The problem »
Answer with a single number, the count of lines holding the word "Delta".

[Collected data]
══════════

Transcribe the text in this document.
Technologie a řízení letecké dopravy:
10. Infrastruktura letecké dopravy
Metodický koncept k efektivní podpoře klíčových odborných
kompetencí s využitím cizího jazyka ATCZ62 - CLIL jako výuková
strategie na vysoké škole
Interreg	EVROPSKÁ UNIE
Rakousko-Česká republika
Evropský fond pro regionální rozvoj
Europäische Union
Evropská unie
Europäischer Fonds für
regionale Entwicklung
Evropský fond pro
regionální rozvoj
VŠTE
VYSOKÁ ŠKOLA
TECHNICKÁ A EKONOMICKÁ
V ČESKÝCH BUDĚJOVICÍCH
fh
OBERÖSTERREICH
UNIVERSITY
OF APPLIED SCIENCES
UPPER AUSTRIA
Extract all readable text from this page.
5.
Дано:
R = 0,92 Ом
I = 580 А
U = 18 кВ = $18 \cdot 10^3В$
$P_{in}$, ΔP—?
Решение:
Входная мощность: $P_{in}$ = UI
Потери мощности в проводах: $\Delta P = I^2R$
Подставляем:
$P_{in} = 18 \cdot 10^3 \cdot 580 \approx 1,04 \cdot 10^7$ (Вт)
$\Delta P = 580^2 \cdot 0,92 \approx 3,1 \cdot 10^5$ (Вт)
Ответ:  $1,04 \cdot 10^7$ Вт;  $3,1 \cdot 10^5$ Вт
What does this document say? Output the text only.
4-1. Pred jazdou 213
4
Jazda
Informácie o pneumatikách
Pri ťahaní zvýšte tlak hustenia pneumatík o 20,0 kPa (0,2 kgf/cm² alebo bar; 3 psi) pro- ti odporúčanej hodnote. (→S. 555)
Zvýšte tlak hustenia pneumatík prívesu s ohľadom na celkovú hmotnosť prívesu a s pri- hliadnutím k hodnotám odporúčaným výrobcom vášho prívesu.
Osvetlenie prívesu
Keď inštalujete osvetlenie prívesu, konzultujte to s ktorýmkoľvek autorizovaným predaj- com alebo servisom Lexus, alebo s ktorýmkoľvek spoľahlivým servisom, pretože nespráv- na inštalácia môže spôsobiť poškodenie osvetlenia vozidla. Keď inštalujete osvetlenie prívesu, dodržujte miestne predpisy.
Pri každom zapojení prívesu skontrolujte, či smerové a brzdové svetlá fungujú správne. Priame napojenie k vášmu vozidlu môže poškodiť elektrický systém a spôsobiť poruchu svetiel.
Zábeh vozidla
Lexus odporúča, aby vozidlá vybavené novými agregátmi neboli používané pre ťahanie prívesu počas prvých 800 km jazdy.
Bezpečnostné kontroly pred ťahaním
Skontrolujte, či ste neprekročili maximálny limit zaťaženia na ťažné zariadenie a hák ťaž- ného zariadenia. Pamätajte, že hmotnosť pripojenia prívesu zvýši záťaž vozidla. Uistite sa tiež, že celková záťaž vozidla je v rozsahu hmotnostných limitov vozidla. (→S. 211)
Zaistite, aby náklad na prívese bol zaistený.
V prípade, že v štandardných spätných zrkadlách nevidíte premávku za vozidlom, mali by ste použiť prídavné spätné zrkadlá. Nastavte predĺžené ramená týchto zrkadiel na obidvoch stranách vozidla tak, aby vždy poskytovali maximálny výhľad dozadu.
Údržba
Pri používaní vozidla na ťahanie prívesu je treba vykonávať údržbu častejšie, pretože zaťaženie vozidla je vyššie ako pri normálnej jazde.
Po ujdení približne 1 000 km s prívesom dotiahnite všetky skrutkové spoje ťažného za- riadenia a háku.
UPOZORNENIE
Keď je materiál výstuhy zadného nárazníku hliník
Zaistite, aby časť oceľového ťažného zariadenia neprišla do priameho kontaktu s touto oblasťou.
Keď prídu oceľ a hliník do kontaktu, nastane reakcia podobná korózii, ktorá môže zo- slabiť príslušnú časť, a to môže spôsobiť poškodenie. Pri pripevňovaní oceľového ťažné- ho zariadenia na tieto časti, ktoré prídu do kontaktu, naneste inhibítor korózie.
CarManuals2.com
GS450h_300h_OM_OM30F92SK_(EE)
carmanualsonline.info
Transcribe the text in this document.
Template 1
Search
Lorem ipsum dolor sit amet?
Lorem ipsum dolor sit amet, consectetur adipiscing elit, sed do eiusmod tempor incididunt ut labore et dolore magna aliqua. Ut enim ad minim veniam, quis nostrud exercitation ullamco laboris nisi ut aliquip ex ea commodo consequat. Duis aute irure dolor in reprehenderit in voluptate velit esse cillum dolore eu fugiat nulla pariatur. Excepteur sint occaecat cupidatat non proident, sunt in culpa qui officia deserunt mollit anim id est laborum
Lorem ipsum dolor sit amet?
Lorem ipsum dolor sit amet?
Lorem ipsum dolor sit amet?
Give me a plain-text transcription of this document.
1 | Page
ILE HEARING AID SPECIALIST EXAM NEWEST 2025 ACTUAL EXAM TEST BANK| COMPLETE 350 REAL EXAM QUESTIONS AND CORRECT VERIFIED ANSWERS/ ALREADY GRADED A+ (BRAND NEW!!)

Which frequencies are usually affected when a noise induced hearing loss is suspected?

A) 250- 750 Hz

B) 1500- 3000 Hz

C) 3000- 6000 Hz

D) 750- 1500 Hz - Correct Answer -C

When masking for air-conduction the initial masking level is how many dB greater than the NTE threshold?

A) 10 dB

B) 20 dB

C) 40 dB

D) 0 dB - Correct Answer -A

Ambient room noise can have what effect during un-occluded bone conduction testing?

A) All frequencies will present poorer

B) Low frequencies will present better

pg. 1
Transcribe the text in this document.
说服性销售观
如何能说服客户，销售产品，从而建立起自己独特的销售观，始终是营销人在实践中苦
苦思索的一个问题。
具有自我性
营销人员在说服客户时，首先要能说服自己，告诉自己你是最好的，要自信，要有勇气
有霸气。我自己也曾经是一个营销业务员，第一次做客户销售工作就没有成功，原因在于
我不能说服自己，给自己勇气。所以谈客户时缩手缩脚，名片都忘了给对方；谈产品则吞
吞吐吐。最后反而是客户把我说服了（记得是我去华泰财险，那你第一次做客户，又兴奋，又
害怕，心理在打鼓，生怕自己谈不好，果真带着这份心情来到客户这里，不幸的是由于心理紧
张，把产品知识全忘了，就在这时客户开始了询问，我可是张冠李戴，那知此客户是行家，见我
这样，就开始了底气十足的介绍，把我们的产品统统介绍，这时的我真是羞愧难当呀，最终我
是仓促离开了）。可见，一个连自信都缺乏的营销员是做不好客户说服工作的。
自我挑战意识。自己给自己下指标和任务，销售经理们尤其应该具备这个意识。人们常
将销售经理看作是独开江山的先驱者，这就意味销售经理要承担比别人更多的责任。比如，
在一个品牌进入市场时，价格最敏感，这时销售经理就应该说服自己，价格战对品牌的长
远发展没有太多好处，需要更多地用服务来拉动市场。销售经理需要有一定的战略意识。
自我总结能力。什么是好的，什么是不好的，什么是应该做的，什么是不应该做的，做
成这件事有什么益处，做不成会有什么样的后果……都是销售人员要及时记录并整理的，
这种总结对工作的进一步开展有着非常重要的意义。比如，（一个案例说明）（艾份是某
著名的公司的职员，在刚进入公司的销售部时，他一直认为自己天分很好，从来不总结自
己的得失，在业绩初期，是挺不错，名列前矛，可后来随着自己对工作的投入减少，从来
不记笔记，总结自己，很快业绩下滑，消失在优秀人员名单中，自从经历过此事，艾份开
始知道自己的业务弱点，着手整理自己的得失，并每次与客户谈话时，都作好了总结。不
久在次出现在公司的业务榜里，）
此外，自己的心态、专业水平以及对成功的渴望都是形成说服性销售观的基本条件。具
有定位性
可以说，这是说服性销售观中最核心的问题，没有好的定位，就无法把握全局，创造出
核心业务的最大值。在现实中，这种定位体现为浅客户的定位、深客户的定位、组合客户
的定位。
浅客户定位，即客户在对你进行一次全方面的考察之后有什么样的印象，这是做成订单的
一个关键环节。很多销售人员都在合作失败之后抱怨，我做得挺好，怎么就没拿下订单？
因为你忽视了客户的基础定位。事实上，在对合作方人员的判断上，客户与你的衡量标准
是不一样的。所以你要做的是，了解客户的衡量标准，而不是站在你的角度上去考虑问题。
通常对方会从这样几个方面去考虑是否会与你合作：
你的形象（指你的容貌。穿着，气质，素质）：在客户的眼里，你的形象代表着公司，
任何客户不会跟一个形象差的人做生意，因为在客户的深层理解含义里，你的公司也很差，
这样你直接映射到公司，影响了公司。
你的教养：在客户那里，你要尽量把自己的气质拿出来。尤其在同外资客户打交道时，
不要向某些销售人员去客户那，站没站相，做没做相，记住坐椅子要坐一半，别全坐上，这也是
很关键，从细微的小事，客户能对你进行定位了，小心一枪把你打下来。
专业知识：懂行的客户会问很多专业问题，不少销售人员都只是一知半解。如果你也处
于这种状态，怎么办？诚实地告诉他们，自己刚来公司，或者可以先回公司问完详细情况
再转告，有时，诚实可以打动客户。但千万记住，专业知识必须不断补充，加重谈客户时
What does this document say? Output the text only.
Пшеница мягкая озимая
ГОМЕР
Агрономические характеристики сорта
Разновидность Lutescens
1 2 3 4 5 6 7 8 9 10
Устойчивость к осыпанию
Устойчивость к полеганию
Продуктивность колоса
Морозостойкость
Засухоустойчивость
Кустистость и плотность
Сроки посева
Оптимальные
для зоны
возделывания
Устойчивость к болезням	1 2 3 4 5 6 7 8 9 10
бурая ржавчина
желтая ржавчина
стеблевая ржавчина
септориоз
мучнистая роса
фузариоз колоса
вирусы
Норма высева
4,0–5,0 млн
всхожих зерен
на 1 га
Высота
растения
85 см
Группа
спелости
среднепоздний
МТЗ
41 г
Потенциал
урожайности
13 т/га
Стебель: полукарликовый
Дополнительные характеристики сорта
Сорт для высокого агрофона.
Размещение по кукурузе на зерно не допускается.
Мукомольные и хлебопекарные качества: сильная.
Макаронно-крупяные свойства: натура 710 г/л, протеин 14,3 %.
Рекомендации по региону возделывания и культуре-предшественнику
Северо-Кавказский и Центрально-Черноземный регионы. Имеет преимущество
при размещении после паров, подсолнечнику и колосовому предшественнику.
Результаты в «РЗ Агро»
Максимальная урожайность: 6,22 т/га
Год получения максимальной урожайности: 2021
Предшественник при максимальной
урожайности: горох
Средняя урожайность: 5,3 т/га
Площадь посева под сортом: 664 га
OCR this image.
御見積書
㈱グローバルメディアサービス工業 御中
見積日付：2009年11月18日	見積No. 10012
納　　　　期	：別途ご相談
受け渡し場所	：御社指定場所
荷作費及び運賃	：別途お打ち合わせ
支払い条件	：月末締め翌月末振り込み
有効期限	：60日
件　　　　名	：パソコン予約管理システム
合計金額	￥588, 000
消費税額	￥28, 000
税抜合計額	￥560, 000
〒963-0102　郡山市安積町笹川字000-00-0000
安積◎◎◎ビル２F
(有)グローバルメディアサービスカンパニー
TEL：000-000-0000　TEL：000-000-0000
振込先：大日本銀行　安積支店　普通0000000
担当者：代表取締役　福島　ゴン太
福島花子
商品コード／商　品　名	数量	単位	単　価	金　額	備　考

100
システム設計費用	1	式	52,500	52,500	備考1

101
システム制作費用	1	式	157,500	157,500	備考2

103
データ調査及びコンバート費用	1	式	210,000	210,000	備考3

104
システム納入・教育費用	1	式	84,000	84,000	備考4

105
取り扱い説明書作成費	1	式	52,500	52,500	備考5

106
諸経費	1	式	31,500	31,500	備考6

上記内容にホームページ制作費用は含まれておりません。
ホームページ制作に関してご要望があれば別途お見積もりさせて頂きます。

══════════

The output »
2